> Exercise objective
Reproduce the records below in full and exactly, without their images.

> Material for the task
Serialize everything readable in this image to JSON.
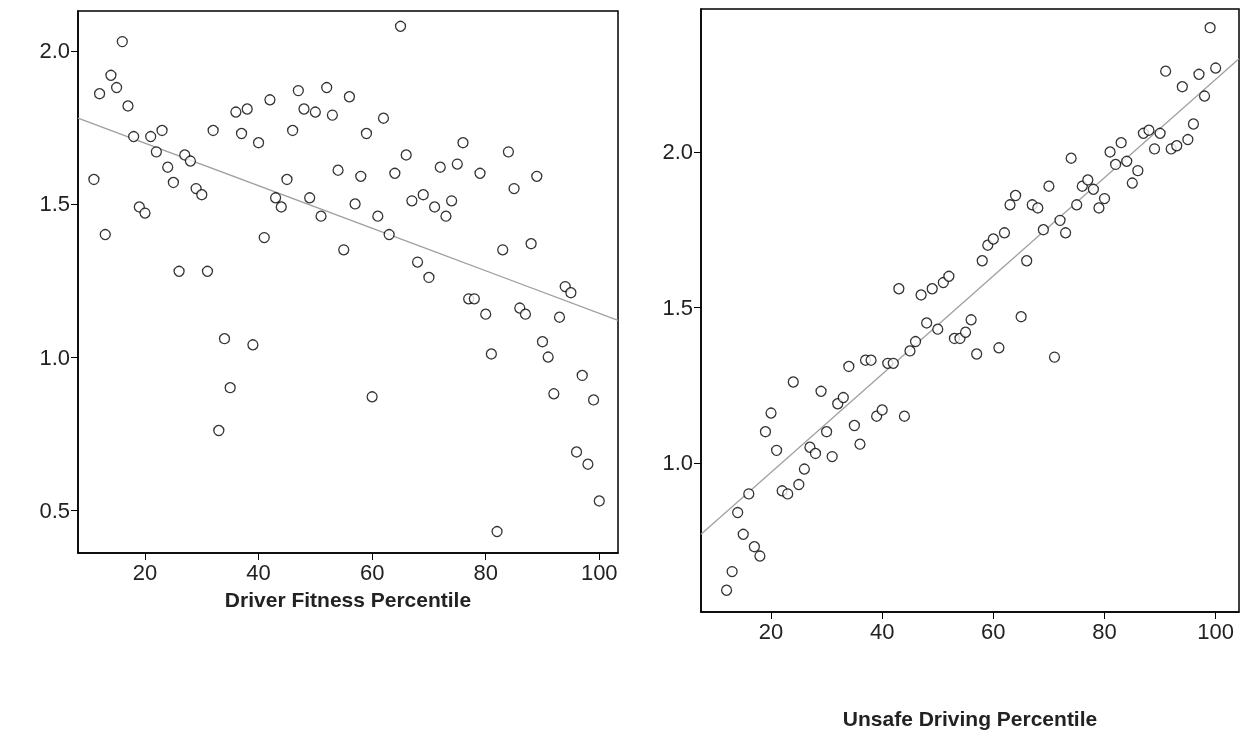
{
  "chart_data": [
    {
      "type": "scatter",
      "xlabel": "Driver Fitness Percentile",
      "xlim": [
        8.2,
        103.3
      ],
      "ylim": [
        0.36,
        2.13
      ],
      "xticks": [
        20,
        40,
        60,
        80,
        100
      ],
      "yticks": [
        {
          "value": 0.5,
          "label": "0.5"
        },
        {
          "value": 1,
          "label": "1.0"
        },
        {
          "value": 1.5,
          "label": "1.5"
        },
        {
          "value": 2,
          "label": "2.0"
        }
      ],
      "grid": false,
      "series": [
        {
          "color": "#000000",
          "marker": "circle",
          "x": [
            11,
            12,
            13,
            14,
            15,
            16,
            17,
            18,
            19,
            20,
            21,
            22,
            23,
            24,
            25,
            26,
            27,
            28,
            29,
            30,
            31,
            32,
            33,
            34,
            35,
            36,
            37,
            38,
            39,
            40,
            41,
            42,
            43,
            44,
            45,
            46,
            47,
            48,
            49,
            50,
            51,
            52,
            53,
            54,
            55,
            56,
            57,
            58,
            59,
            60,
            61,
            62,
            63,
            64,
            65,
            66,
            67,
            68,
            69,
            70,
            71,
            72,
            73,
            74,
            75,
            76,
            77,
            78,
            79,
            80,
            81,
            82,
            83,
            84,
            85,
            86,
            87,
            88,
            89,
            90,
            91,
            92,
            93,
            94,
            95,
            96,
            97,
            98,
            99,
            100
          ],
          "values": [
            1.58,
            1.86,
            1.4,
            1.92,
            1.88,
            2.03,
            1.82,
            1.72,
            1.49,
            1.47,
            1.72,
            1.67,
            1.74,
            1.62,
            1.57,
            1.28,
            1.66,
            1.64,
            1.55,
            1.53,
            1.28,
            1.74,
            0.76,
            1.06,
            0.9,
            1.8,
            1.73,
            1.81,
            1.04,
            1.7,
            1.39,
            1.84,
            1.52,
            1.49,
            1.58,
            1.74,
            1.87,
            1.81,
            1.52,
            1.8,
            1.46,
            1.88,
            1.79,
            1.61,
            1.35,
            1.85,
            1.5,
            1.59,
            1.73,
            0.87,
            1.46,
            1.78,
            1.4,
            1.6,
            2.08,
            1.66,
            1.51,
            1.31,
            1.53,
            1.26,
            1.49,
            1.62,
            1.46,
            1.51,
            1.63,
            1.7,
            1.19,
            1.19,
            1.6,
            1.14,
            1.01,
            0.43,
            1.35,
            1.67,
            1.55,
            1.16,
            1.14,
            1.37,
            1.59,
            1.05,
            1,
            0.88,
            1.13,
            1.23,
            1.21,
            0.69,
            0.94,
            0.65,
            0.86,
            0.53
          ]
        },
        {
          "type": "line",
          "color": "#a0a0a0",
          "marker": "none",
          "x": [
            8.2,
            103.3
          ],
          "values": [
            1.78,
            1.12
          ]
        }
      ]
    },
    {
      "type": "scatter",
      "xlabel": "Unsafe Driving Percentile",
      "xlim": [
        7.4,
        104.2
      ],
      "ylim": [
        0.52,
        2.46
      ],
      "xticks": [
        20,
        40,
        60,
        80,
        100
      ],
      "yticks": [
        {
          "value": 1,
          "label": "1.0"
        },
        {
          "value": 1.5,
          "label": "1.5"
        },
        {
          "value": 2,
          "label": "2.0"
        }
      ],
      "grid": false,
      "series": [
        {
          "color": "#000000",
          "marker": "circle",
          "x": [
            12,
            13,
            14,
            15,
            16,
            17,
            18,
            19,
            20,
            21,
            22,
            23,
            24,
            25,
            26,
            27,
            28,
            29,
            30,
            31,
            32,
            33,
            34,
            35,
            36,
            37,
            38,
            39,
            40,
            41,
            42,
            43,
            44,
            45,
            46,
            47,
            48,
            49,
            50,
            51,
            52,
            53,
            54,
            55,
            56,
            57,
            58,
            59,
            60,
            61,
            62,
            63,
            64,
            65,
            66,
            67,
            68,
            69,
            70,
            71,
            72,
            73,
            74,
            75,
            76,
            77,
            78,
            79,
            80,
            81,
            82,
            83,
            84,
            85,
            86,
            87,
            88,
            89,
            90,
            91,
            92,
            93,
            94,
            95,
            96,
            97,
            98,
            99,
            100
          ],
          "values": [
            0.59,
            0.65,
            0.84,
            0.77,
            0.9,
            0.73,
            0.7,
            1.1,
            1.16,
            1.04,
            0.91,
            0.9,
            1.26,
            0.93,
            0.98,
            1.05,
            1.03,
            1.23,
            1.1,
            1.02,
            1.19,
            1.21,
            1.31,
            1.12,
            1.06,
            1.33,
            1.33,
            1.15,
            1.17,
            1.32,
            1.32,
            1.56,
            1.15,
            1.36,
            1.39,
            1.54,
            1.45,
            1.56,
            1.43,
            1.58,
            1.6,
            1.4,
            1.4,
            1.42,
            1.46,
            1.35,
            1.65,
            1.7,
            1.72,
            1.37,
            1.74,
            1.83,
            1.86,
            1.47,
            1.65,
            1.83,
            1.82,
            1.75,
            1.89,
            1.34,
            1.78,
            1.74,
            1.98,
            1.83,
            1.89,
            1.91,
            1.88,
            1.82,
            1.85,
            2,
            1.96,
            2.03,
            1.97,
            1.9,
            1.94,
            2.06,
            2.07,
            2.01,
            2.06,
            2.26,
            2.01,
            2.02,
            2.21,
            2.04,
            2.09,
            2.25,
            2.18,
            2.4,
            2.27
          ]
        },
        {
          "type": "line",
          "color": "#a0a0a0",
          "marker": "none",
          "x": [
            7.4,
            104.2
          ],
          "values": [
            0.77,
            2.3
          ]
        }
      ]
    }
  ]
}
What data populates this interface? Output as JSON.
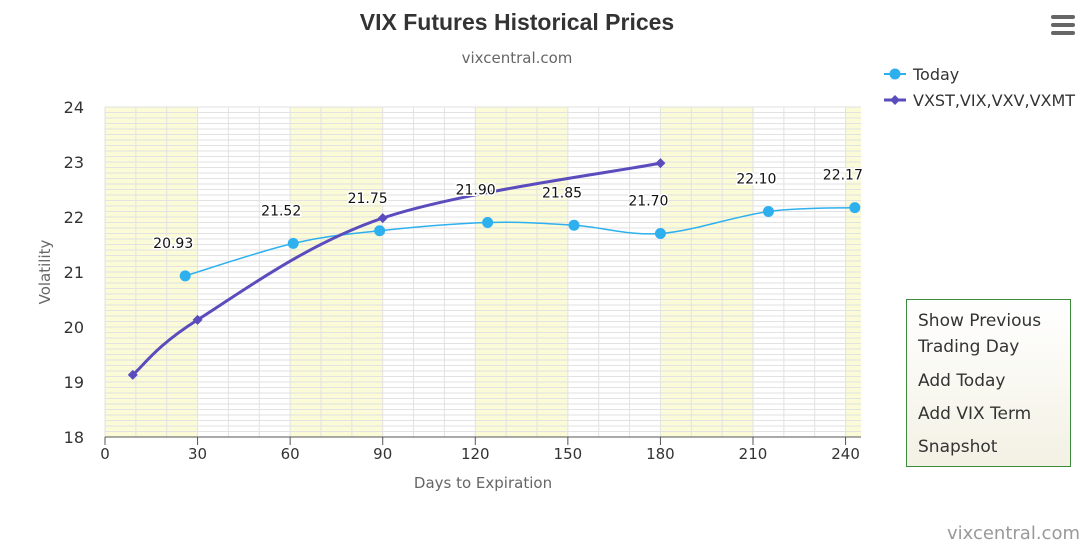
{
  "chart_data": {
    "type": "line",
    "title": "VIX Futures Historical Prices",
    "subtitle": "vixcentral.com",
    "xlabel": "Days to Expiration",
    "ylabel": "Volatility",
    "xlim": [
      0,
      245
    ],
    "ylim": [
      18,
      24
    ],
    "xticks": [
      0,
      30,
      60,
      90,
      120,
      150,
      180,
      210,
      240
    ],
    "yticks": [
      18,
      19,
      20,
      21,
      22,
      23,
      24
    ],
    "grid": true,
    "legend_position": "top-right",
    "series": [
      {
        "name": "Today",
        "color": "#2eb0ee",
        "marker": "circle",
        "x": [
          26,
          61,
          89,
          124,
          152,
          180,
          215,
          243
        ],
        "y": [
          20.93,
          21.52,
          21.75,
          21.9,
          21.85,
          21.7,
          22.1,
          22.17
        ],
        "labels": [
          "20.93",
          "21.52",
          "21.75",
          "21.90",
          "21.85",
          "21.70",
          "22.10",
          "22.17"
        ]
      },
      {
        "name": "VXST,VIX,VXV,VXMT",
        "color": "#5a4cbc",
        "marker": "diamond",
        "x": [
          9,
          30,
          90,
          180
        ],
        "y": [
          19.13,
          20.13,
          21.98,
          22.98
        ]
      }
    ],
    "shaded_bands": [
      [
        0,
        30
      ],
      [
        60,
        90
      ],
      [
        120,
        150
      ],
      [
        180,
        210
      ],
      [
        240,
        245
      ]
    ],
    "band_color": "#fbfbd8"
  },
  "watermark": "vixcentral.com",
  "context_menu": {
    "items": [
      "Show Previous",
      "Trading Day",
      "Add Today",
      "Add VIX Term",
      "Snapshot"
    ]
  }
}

> Correct answer
Serialize everything readable in this image to JSON.
{
  "chart_data": [
    {
      "type": "scatter",
      "xlabel": "Driver Fitness Percentile",
      "xlim": [
        8.2,
        103.3
      ],
      "ylim": [
        0.36,
        2.13
      ],
      "xticks": [
        20,
        40,
        60,
        80,
        100
      ],
      "yticks": [
        {
          "value": 0.5,
          "label": "0.5"
        },
        {
          "value": 1,
          "label": "1.0"
        },
        {
          "value": 1.5,
          "label": "1.5"
        },
        {
          "value": 2,
          "label": "2.0"
        }
      ],
      "grid": false,
      "series": [
        {
          "color": "#000000",
          "marker": "circle",
          "x": [
            11,
            12,
            13,
            14,
            15,
            16,
            17,
            18,
            19,
            20,
            21,
            22,
            23,
            24,
            25,
            26,
            27,
            28,
            29,
            30,
            31,
            32,
            33,
            34,
            35,
            36,
            37,
            38,
            39,
            40,
            41,
            42,
            43,
            44,
            45,
            46,
            47,
            48,
            49,
            50,
            51,
            52,
            53,
            54,
            55,
            56,
            57,
            58,
            59,
            60,
            61,
            62,
            63,
            64,
            65,
            66,
            67,
            68,
            69,
            70,
            71,
            72,
            73,
            74,
            75,
            76,
            77,
            78,
            79,
            80,
            81,
            82,
            83,
            84,
            85,
            86,
            87,
            88,
            89,
            90,
            91,
            92,
            93,
            94,
            95,
            96,
            97,
            98,
            99,
            100
          ],
          "values": [
            1.58,
            1.86,
            1.4,
            1.92,
            1.88,
            2.03,
            1.82,
            1.72,
            1.49,
            1.47,
            1.72,
            1.67,
            1.74,
            1.62,
            1.57,
            1.28,
            1.66,
            1.64,
            1.55,
            1.53,
            1.28,
            1.74,
            0.76,
            1.06,
            0.9,
            1.8,
            1.73,
            1.81,
            1.04,
            1.7,
            1.39,
            1.84,
            1.52,
            1.49,
            1.58,
            1.74,
            1.87,
            1.81,
            1.52,
            1.8,
            1.46,
            1.88,
            1.79,
            1.61,
            1.35,
            1.85,
            1.5,
            1.59,
            1.73,
            0.87,
            1.46,
            1.78,
            1.4,
            1.6,
            2.08,
            1.66,
            1.51,
            1.31,
            1.53,
            1.26,
            1.49,
            1.62,
            1.46,
            1.51,
            1.63,
            1.7,
            1.19,
            1.19,
            1.6,
            1.14,
            1.01,
            0.43,
            1.35,
            1.67,
            1.55,
            1.16,
            1.14,
            1.37,
            1.59,
            1.05,
            1,
            0.88,
            1.13,
            1.23,
            1.21,
            0.69,
            0.94,
            0.65,
            0.86,
            0.53
          ]
        },
        {
          "type": "line",
          "color": "#a0a0a0",
          "marker": "none",
          "x": [
            8.2,
            103.3
          ],
          "values": [
            1.78,
            1.12
          ]
        }
      ]
    },
    {
      "type": "scatter",
      "xlabel": "Unsafe Driving Percentile",
      "xlim": [
        7.4,
        104.2
      ],
      "ylim": [
        0.52,
        2.46
      ],
      "xticks": [
        20,
        40,
        60,
        80,
        100
      ],
      "yticks": [
        {
          "value": 1,
          "label": "1.0"
        },
        {
          "value": 1.5,
          "label": "1.5"
        },
        {
          "value": 2,
          "label": "2.0"
        }
      ],
      "grid": false,
      "series": [
        {
          "color": "#000000",
          "marker": "circle",
          "x": [
            12,
            13,
            14,
            15,
            16,
            17,
            18,
            19,
            20,
            21,
            22,
            23,
            24,
            25,
            26,
            27,
            28,
            29,
            30,
            31,
            32,
            33,
            34,
            35,
            36,
            37,
            38,
            39,
            40,
            41,
            42,
            43,
            44,
            45,
            46,
            47,
            48,
            49,
            50,
            51,
            52,
            53,
            54,
            55,
            56,
            57,
            58,
            59,
            60,
            61,
            62,
            63,
            64,
            65,
            66,
            67,
            68,
            69,
            70,
            71,
            72,
            73,
            74,
            75,
            76,
            77,
            78,
            79,
            80,
            81,
            82,
            83,
            84,
            85,
            86,
            87,
            88,
            89,
            90,
            91,
            92,
            93,
            94,
            95,
            96,
            97,
            98,
            99,
            100
          ],
          "values": [
            0.59,
            0.65,
            0.84,
            0.77,
            0.9,
            0.73,
            0.7,
            1.1,
            1.16,
            1.04,
            0.91,
            0.9,
            1.26,
            0.93,
            0.98,
            1.05,
            1.03,
            1.23,
            1.1,
            1.02,
            1.19,
            1.21,
            1.31,
            1.12,
            1.06,
            1.33,
            1.33,
            1.15,
            1.17,
            1.32,
            1.32,
            1.56,
            1.15,
            1.36,
            1.39,
            1.54,
            1.45,
            1.56,
            1.43,
            1.58,
            1.6,
            1.4,
            1.4,
            1.42,
            1.46,
            1.35,
            1.65,
            1.7,
            1.72,
            1.37,
            1.74,
            1.83,
            1.86,
            1.47,
            1.65,
            1.83,
            1.82,
            1.75,
            1.89,
            1.34,
            1.78,
            1.74,
            1.98,
            1.83,
            1.89,
            1.91,
            1.88,
            1.82,
            1.85,
            2,
            1.96,
            2.03,
            1.97,
            1.9,
            1.94,
            2.06,
            2.07,
            2.01,
            2.06,
            2.26,
            2.01,
            2.02,
            2.21,
            2.04,
            2.09,
            2.25,
            2.18,
            2.4,
            2.27
          ]
        },
        {
          "type": "line",
          "color": "#a0a0a0",
          "marker": "none",
          "x": [
            7.4,
            104.2
          ],
          "values": [
            0.77,
            2.3
          ]
        }
      ]
    }
  ]
}
What data populates this interface? Output as JSON.
{
  "chart_data": {
    "type": "line",
    "title": "VIX Futures Historical Prices",
    "subtitle": "vixcentral.com",
    "xlabel": "Days to Expiration",
    "ylabel": "Volatility",
    "xlim": [
      0,
      245
    ],
    "ylim": [
      18,
      24
    ],
    "xticks": [
      0,
      30,
      60,
      90,
      120,
      150,
      180,
      210,
      240
    ],
    "yticks": [
      18,
      19,
      20,
      21,
      22,
      23,
      24
    ],
    "grid": true,
    "legend_position": "top-right",
    "series": [
      {
        "name": "Today",
        "color": "#2eb0ee",
        "marker": "circle",
        "x": [
          26,
          61,
          89,
          124,
          152,
          180,
          215,
          243
        ],
        "y": [
          20.93,
          21.52,
          21.75,
          21.9,
          21.85,
          21.7,
          22.1,
          22.17
        ],
        "labels": [
          "20.93",
          "21.52",
          "21.75",
          "21.90",
          "21.85",
          "21.70",
          "22.10",
          "22.17"
        ]
      },
      {
        "name": "VXST,VIX,VXV,VXMT",
        "color": "#5a4cbc",
        "marker": "diamond",
        "x": [
          9,
          30,
          90,
          180
        ],
        "y": [
          19.13,
          20.13,
          21.98,
          22.98
        ]
      }
    ],
    "shaded_bands": [
      [
        0,
        30
      ],
      [
        60,
        90
      ],
      [
        120,
        150
      ],
      [
        180,
        210
      ],
      [
        240,
        245
      ]
    ],
    "band_color": "#fbfbd8"
  },
  "watermark": "vixcentral.com",
  "context_menu": {
    "items": [
      "Show Previous",
      "Trading Day",
      "Add Today",
      "Add VIX Term",
      "Snapshot"
    ]
  }
}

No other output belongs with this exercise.